**Passage**
========

People’s livelihoods went up in flames April 7, and while some are able to work remotely, others are looking for temporary sites while the property owners rebuild.
“Based on previous fires in the downtown area it has taken two to three years [to rebuild] after multiple buildings were affected,” Compton said. “Many of these businesses will be setting up temporary locations in the interim, so the best thing community members can do to support them is by shopping there.”
Residents countywide have rallied behind the owners, and according to Victoria Compton, Executive director of the Economic Development Council of San Juan County, have so far donated nearly $20,000 to the EDC Fire Recovery Grant. To learn more, or donate visit https://sanjuansedc.org/fire-recovery/.
“It has been a cornucopia of community support,” Compton said. Individuals have not just donated financially, but have volunteered their time, offering technical assistance, for example during the recent work sessions with business owners and their employees to figure out where assistance is most needed.
“Watching people stepping up has been lovely,” Compton said.
Efforts are underway by the EDC to authorize an Economic Injury Disaster Loan, according to Compton. These loans would have very low interest for the business owners affected.
Compton is also working on a loan that would help pay for fire suppression retrofits, like sprinkler systems, in historic or other commercial buildings.
“Sprinkler systems are costly, but each of the major fires we have experienced all started in wooden buildings, and each of them have taken out buildings to the side,” Compton said. Ensuring buildings have fire prevention measures in place would be extremely beneficial and potentially life-saving.

========

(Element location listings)

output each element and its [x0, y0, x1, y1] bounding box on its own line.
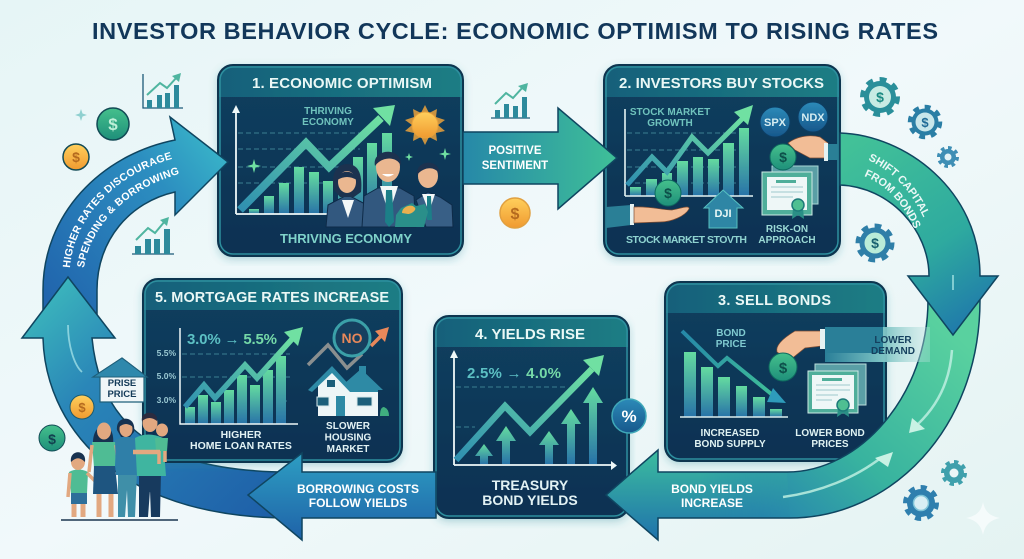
icon: small gear top right	[939, 148, 957, 166]
panel: 5 mortgage rates increase	[143, 279, 402, 462]
caption: risk-on approach: RISK-ON	[766, 224, 808, 235]
label: thriving economy: THRIVING	[304, 106, 352, 117]
icon: green coin top left	[97, 108, 129, 140]
label: stock market growth: GROWTH	[647, 118, 693, 129]
father with baby	[133, 413, 168, 517]
sparkles	[247, 148, 451, 173]
arrow label: BORROWING COSTS	[297, 482, 419, 496]
label: lower demand: DEMAND	[871, 346, 915, 357]
caption: higher home loan rates: HOME LOAN RATES	[190, 440, 292, 452]
icon: gear with coin lower: $	[871, 235, 879, 251]
icon: DJI up arrow	[704, 190, 743, 228]
panel: 4 yields rise	[434, 316, 629, 518]
icon: gear with coin top: $	[876, 89, 884, 105]
hand with coin	[769, 329, 825, 381]
chart: stock market growth	[625, 105, 753, 196]
icon: gold coin lower left: $	[78, 400, 86, 415]
arrow: to bond yields increase	[606, 300, 980, 540]
caption: slower housing market: HOUSING	[325, 432, 372, 444]
arrow: positive sentiment	[463, 108, 617, 209]
panel: 3 sell bonds	[665, 282, 886, 461]
chart: falling bond price	[680, 331, 788, 417]
captions: lower bond prices: LOWER BOND	[795, 428, 865, 439]
arrow label: SENTIMENT	[482, 160, 548, 172]
icon: house	[308, 366, 389, 416]
panel: 1 economic optimism	[218, 65, 463, 256]
heading: 1. ECONOMIC OPTIMISM	[252, 75, 432, 92]
icon: gold coin top left: $	[72, 149, 80, 165]
icon: gold coin centre	[500, 198, 530, 228]
hand with coin: $	[779, 360, 788, 377]
chart: thriving economy	[232, 105, 395, 214]
captions: increased bond supply: BOND SUPPLY	[694, 439, 766, 450]
icon: gear lower right large	[906, 488, 936, 518]
caption: slower housing market: MARKET	[327, 444, 369, 455]
badge: SPX: SPX	[764, 117, 787, 129]
chart: mortgage rates	[180, 327, 303, 424]
icon: mini chart top left	[143, 73, 183, 108]
icon: mini chart lower left	[132, 217, 174, 254]
y axis labels: 5.0%	[157, 371, 176, 381]
sleeve band: lower demand	[769, 327, 930, 381]
icon: green coin top left: $	[108, 115, 118, 134]
icon: gold coin lower left	[70, 395, 94, 419]
icon: gear lower right small	[943, 462, 965, 484]
caption: THRIVING ECONOMY	[280, 231, 412, 246]
caption: risk-on approach: APPROACH	[758, 235, 816, 246]
label: bond price: PRICE	[716, 339, 747, 350]
arrow label: INCREASE	[681, 496, 743, 510]
panel: 2 investors buy stocks	[604, 65, 840, 256]
y axis labels: 5.5%	[157, 348, 176, 358]
icon: sun	[405, 105, 445, 145]
icon: mini chart centre	[491, 83, 530, 118]
label: lower demand: LOWER	[874, 335, 912, 346]
arrow label: FOLLOW YIELDS	[309, 496, 407, 510]
icon: NO with trend: NO	[342, 330, 363, 346]
captions: increased bond supply: INCREASED	[701, 428, 759, 439]
caption: stock market: STOCK MARKET STOVTH	[626, 234, 747, 246]
label: stock market growth: STOCK MARKET	[630, 107, 710, 118]
woman	[115, 419, 140, 517]
values: 2.5% to 4.0%: 2.5% → 4.0%	[467, 365, 561, 382]
values: 3.0% to 5.5%: 3.0% → 5.5%	[187, 331, 277, 348]
badge: NDX	[798, 102, 828, 132]
heading: 4. YIELDS RISE	[475, 326, 585, 343]
icon: gear with coin lower	[858, 226, 892, 260]
heading: 3. SELL BONDS	[718, 293, 831, 309]
icon: open hand with coin: $	[664, 185, 672, 201]
badge: percent	[612, 399, 646, 433]
sparkle white	[966, 502, 1000, 535]
people: business team	[326, 152, 453, 227]
sparkle	[75, 109, 87, 121]
heading: 5. MORTGAGE RATES INCREASE	[155, 290, 389, 306]
arrow label: line one: SHIFT CAPITAL	[869, 154, 928, 218]
icon: green coin lower left	[39, 425, 65, 451]
caption: BOND YIELDS	[482, 492, 578, 508]
icon: certificates	[808, 364, 866, 417]
icon: hand dropping coin	[770, 136, 838, 170]
icon: NO with trend	[308, 320, 389, 368]
icon: price house sign: PRISE	[108, 378, 136, 389]
arrow label: line one: HIGHER RATES DISCOURAGE	[62, 152, 172, 268]
badge: SPX	[760, 107, 790, 137]
mother	[89, 422, 119, 517]
icon: gold coin top left	[63, 144, 89, 170]
caption: higher home loan rates: HIGHER	[221, 429, 261, 441]
child	[68, 452, 96, 517]
badge: NDX: NDX	[801, 112, 825, 124]
icon: price house sign	[93, 358, 147, 402]
heading: 2. INVESTORS BUY STOCKS	[619, 75, 824, 92]
icon: certificate	[762, 166, 818, 219]
arrow: higher rates discourage	[42, 115, 229, 314]
captions: lower bond prices: PRICES	[811, 439, 849, 450]
label: thriving economy: ECONOMY	[302, 117, 354, 128]
icon: open hand with coin	[606, 180, 689, 228]
icon: gold coin centre: $	[511, 206, 520, 223]
icon: hand dropping coin: $	[779, 149, 787, 165]
caption: TREASURY	[492, 477, 568, 493]
label: bond price: BOND	[716, 328, 746, 339]
icon: green coin lower left: $	[48, 431, 56, 447]
icon: dollar coin top right: $	[921, 115, 929, 130]
icon: price house sign: PRICE	[107, 389, 137, 400]
caption: slower housing market: SLOWER	[326, 421, 370, 432]
arrow label: line two: FROM BONDS	[864, 169, 920, 228]
arrow: up to higher rates	[22, 277, 290, 518]
title: INVESTOR BEHAVIOR CYCLE: ECONOMIC OPTIMISM TO RISING RATES	[92, 18, 938, 44]
arrow label: POSITIVE	[488, 145, 542, 157]
icon: gear with coin top	[862, 80, 898, 114]
badge: percent: %	[621, 407, 637, 426]
arrow: borrowing costs follow yields	[248, 453, 436, 540]
arrow: shift capital from bonds	[840, 132, 1000, 336]
y axis labels: 3.0%	[157, 395, 176, 405]
icon: dollar coin top right	[910, 107, 940, 137]
icon: DJI up arrow: DJI	[714, 208, 732, 220]
chart: treasury yields	[450, 350, 617, 470]
arrow label: line two: SPENDING & BORROWING	[77, 168, 179, 268]
arrow label: BOND YIELDS	[671, 482, 753, 496]
icon: family	[61, 413, 178, 520]
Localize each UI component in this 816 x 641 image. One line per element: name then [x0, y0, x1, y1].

========

**Exercise directions**
Copy out the full article on fire recovery support for San Juan County businesses word for word.

**Response**
People’s livelihoods went up in flames April 7, and while some are able to work remotely, others are looking for temporary sites while the property owners rebuild.
“Based on previous fires in the downtown area it has taken two to three years [to rebuild] after multiple buildings were affected,” Compton said. “Many of these businesses will be setting up temporary locations in the interim, so the best thing community members can do to support them is by shopping there.”
Residents countywide have rallied behind the owners, and according to Victoria Compton, Executive director of the Economic Development Council of San Juan County, have so far donated nearly $20,000 to the EDC Fire Recovery Grant. To learn more, or donate visit https://sanjuansedc.org/fire-recovery/.
“It has been a cornucopia of community support,” Compton said. Individuals have not just donated financially, but have volunteered their time, offering technical assistance, for example during the recent work sessions with business owners and their employees to figure out where assistance is most needed.
“Watching people stepping up has been lovely,” Compton said.
Efforts are underway by the EDC to authorize an Economic Injury Disaster Loan, according to Compton. These loans would have very low interest for the business owners affected.
Compton is also working on a loan that would help pay for fire suppression retrofits, like sprinkler systems, in historic or other commercial buildings.
“Sprinkler systems are costly, but each of the major fires we have experienced all started in wooden buildings, and each of them have taken out buildings to the side,” Compton said. Ensuring buildings have fire prevention measures in place would be extremely beneficial and potentially life-saving.